Brief:
Transcribe all the records exactly and omit any images they hold.

Task material:
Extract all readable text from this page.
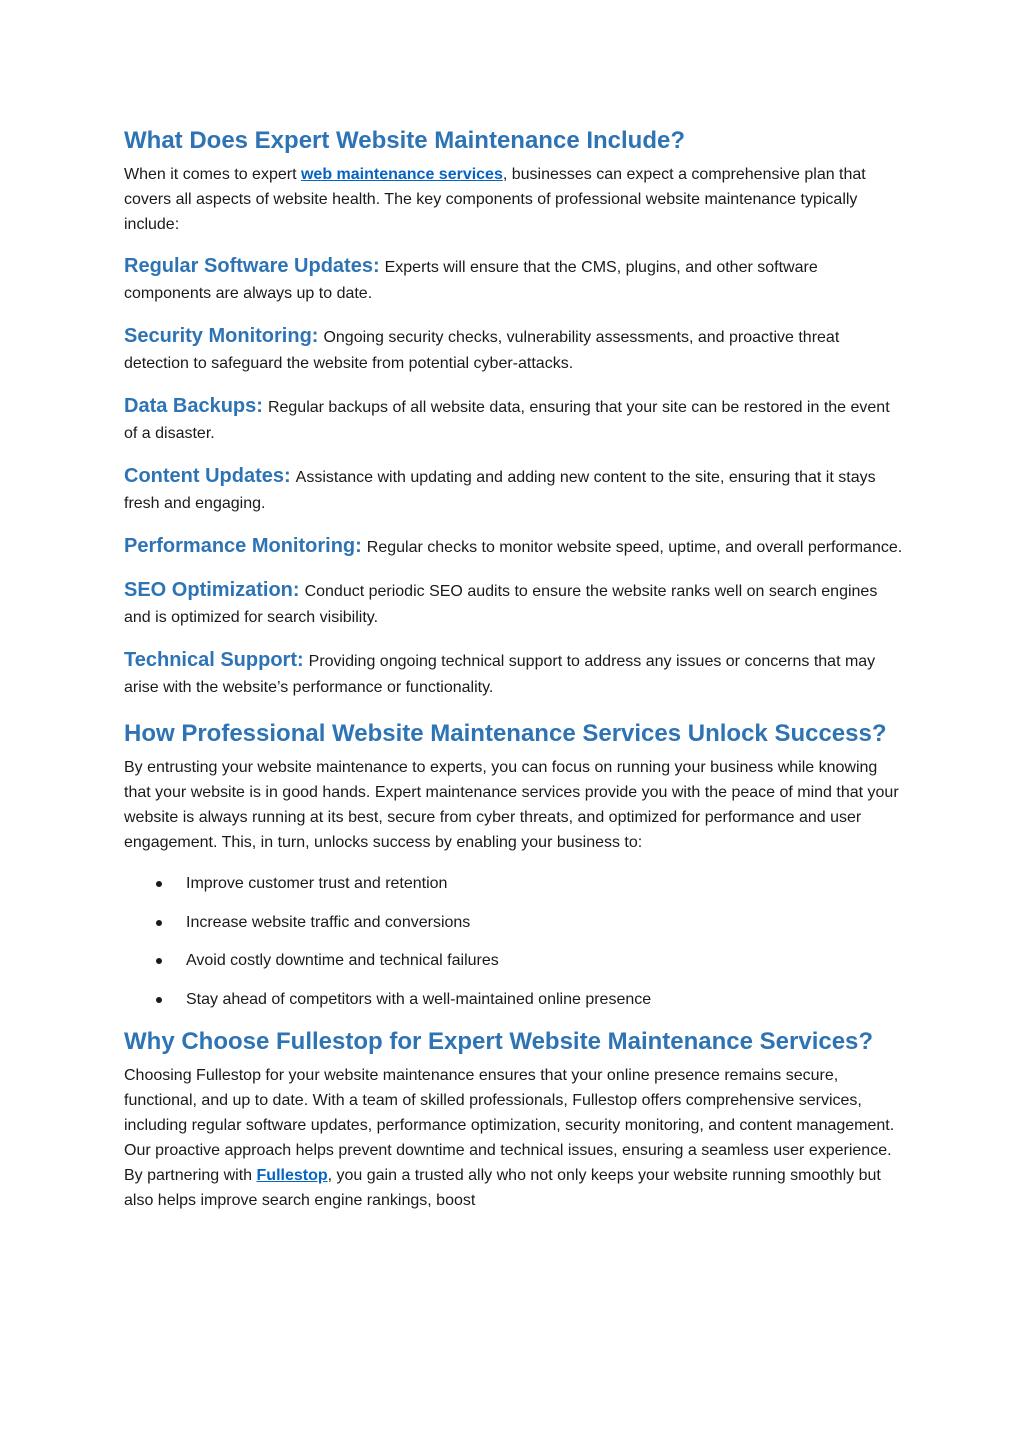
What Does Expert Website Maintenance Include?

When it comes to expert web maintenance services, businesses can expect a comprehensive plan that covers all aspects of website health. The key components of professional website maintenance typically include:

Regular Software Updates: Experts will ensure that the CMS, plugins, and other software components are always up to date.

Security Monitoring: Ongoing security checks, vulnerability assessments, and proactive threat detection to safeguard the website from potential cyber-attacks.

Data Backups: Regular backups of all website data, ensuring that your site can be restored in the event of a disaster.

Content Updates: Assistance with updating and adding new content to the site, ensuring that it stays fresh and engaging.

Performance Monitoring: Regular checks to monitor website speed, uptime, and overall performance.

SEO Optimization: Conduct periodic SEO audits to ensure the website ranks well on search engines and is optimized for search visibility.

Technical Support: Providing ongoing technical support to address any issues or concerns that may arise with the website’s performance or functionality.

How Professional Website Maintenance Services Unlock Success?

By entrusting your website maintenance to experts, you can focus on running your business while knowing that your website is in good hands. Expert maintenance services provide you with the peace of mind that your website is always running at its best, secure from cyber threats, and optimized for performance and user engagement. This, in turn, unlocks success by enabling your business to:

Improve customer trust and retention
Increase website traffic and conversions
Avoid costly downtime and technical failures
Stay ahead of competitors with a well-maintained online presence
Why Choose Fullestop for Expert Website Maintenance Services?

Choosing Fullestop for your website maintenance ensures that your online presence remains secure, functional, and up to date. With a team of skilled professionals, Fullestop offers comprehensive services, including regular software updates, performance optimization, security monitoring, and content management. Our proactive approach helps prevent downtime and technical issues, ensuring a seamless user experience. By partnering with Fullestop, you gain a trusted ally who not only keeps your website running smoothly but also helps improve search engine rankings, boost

Answer to the task:
Extract all readable text from this page.
What Does Expert Website Maintenance Include?

When it comes to expert web maintenance services, businesses can expect a comprehensive plan that covers all aspects of website health. The key components of professional website maintenance typically include:

Regular Software Updates: Experts will ensure that the CMS, plugins, and other software components are always up to date.

Security Monitoring: Ongoing security checks, vulnerability assessments, and proactive threat detection to safeguard the website from potential cyber-attacks.

Data Backups: Regular backups of all website data, ensuring that your site can be restored in the event of a disaster.

Content Updates: Assistance with updating and adding new content to the site, ensuring that it stays fresh and engaging.

Performance Monitoring: Regular checks to monitor website speed, uptime, and overall performance.

SEO Optimization: Conduct periodic SEO audits to ensure the website ranks well on search engines and is optimized for search visibility.

Technical Support: Providing ongoing technical support to address any issues or concerns that may arise with the website’s performance or functionality.

How Professional Website Maintenance Services Unlock Success?

By entrusting your website maintenance to experts, you can focus on running your business while knowing that your website is in good hands. Expert maintenance services provide you with the peace of mind that your website is always running at its best, secure from cyber threats, and optimized for performance and user engagement. This, in turn, unlocks success by enabling your business to:

Improve customer trust and retention
Increase website traffic and conversions
Avoid costly downtime and technical failures
Stay ahead of competitors with a well-maintained online presence
Why Choose Fullestop for Expert Website Maintenance Services?

Choosing Fullestop for your website maintenance ensures that your online presence remains secure, functional, and up to date. With a team of skilled professionals, Fullestop offers comprehensive services, including regular software updates, performance optimization, security monitoring, and content management. Our proactive approach helps prevent downtime and technical issues, ensuring a seamless user experience. By partnering with Fullestop, you gain a trusted ally who not only keeps your website running smoothly but also helps improve search engine rankings, boost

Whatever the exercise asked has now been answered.